# Task inputs start

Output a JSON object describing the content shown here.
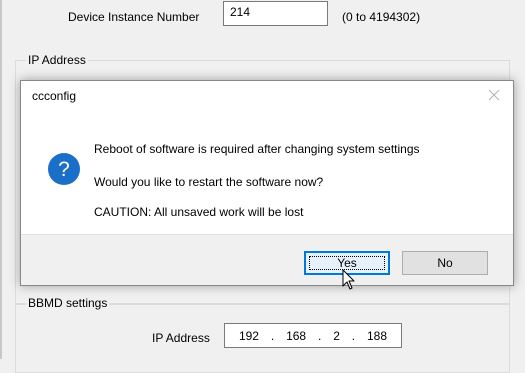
{
  "settings": {
    "device_instance_label": "Device Instance Number",
    "device_instance_value": "214",
    "device_instance_range": "(0 to 4194302)",
    "ip_group_label": "IP Address",
    "bbmd_group_label": "BBMD settings",
    "bbmd_ip_label": "IP Address",
    "bbmd_ip_octets": [
      "192",
      "168",
      "2",
      "188"
    ]
  },
  "dialog": {
    "title": "ccconfig",
    "icon": "question-icon",
    "lines": [
      "Reboot of software is required after changing system settings",
      "Would you like to restart the software now?",
      "CAUTION: All unsaved work will be lost"
    ],
    "yes_label": "Yes",
    "no_label": "No",
    "focused_button": "yes"
  },
  "colors": {
    "window_bg": "#f0f0f0",
    "dialog_bg": "#ffffff",
    "icon_blue": "#1c6fc9",
    "focus_blue": "#0078d7"
  }
}
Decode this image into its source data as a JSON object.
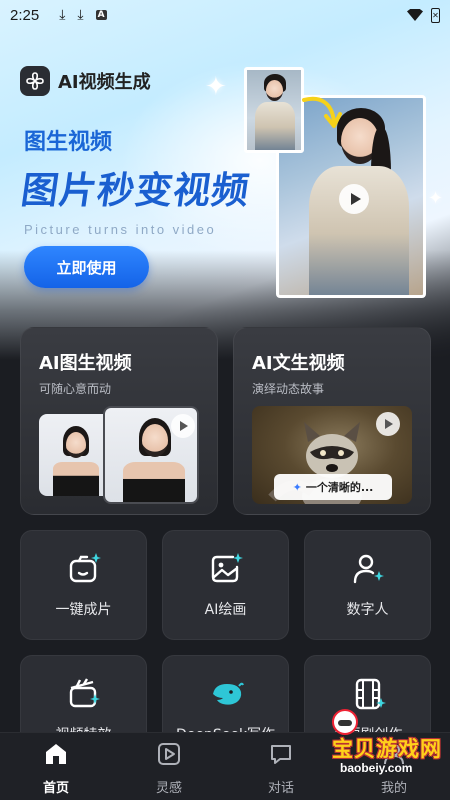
{
  "status": {
    "time": "2:25",
    "icons": [
      "download-icon",
      "download-icon",
      "a-badge-icon"
    ]
  },
  "app": {
    "title": "AI视频生成"
  },
  "hero": {
    "subtitle": "图生视频",
    "headline": "图片秒变视频",
    "english": "Picture turns into video",
    "cta_label": "立即使用"
  },
  "features": [
    {
      "title": "AI图生视频",
      "subtitle": "可随心意而动"
    },
    {
      "title": "AI文生视频",
      "subtitle": "演绎动态故事",
      "prompt": "一个清晰的..."
    }
  ],
  "tools": [
    {
      "label": "一键成片",
      "icon": "camera-sparkle-icon"
    },
    {
      "label": "AI绘画",
      "icon": "image-sparkle-icon"
    },
    {
      "label": "数字人",
      "icon": "person-sparkle-icon"
    },
    {
      "label": "视频特效",
      "icon": "clapper-sparkle-icon"
    },
    {
      "label": "DeepSeek写作",
      "icon": "deepseek-whale-icon"
    },
    {
      "label": "AI短剧创作",
      "icon": "film-strip-icon"
    }
  ],
  "nav": [
    {
      "label": "首页",
      "icon": "home-icon",
      "active": true
    },
    {
      "label": "灵感",
      "icon": "play-square-icon",
      "active": false
    },
    {
      "label": "对话",
      "icon": "chat-icon",
      "active": false
    },
    {
      "label": "我的",
      "icon": "user-icon",
      "active": false
    }
  ],
  "watermark": {
    "text": "宝贝游戏网",
    "url": "baobeiy.com"
  },
  "colors": {
    "accent": "#1a66d6",
    "cta": "#2f86ff",
    "card": "#2c2e34",
    "background": "#1b1d22",
    "sparkle": "#3fd6e0"
  }
}
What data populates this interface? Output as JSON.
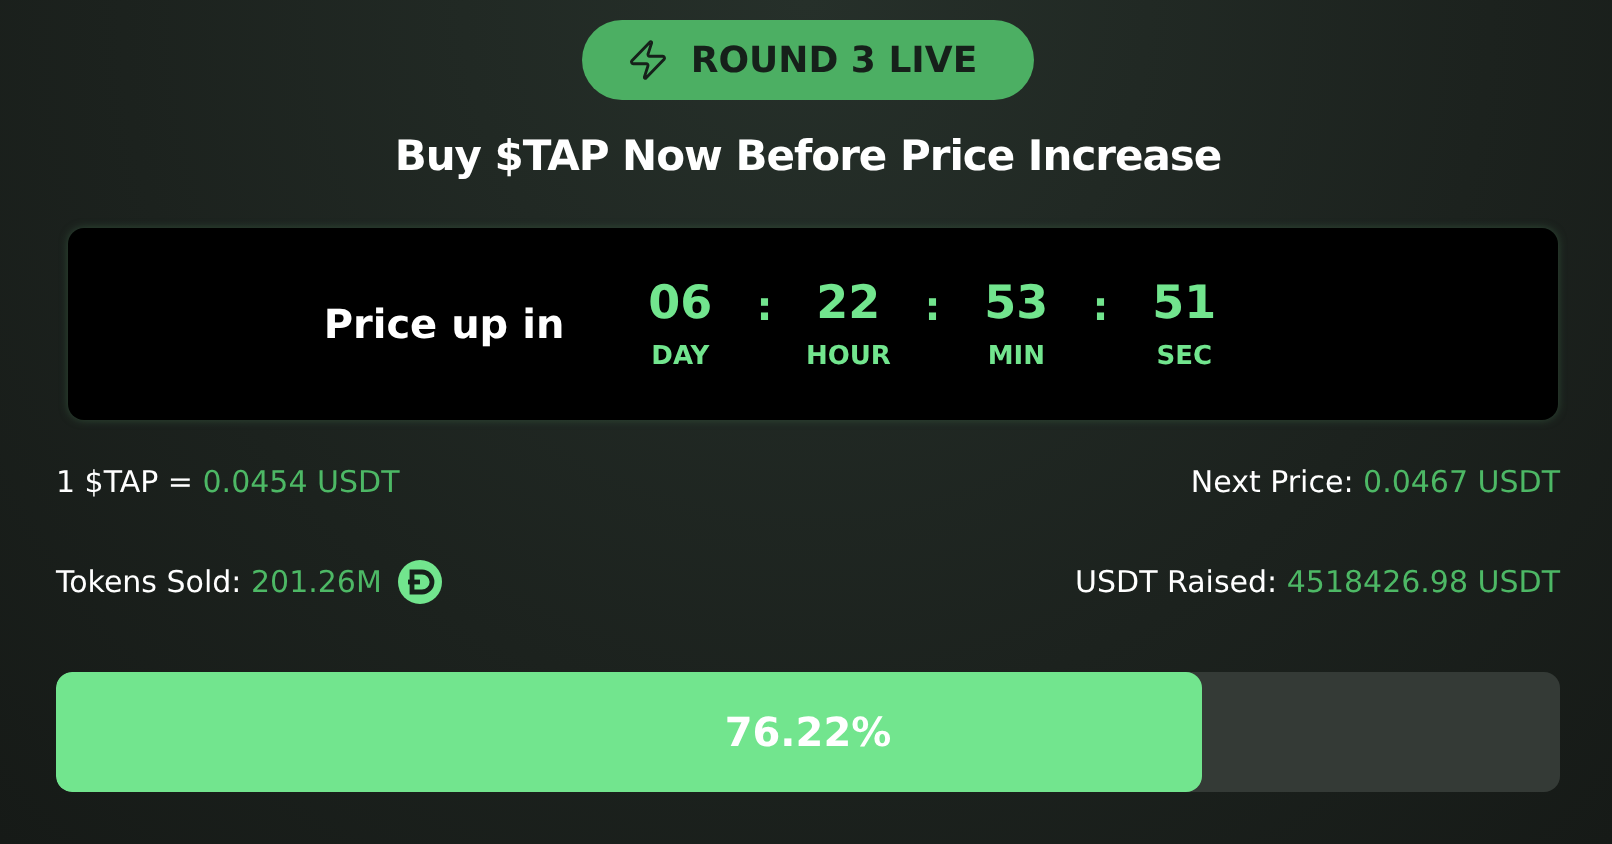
{
  "badge": {
    "label": "ROUND 3 LIVE"
  },
  "headline": "Buy $TAP Now Before Price Increase",
  "countdown": {
    "label": "Price up in",
    "separator": ":",
    "units": [
      {
        "value": "06",
        "unit": "DAY"
      },
      {
        "value": "22",
        "unit": "HOUR"
      },
      {
        "value": "53",
        "unit": "MIN"
      },
      {
        "value": "51",
        "unit": "SEC"
      }
    ]
  },
  "stats": [
    {
      "label": "1 $TAP = ",
      "value": "0.0454 USDT",
      "icon": false
    },
    {
      "label": "Next Price: ",
      "value": "0.0467 USDT",
      "icon": false
    },
    {
      "label": "Tokens Sold: ",
      "value": "201.26M",
      "icon": true
    },
    {
      "label": "USDT Raised: ",
      "value": "4518426.98 USDT",
      "icon": false
    }
  ],
  "progress": {
    "level": 0.7622,
    "reading": "76.22%"
  }
}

# Task inputs end

● **Aim**
List the lines of the records where "software" occurs.

● **Result for this exercise**
      "Reboot of software is required after changing system settings",
      "Would you like to restart the software now?",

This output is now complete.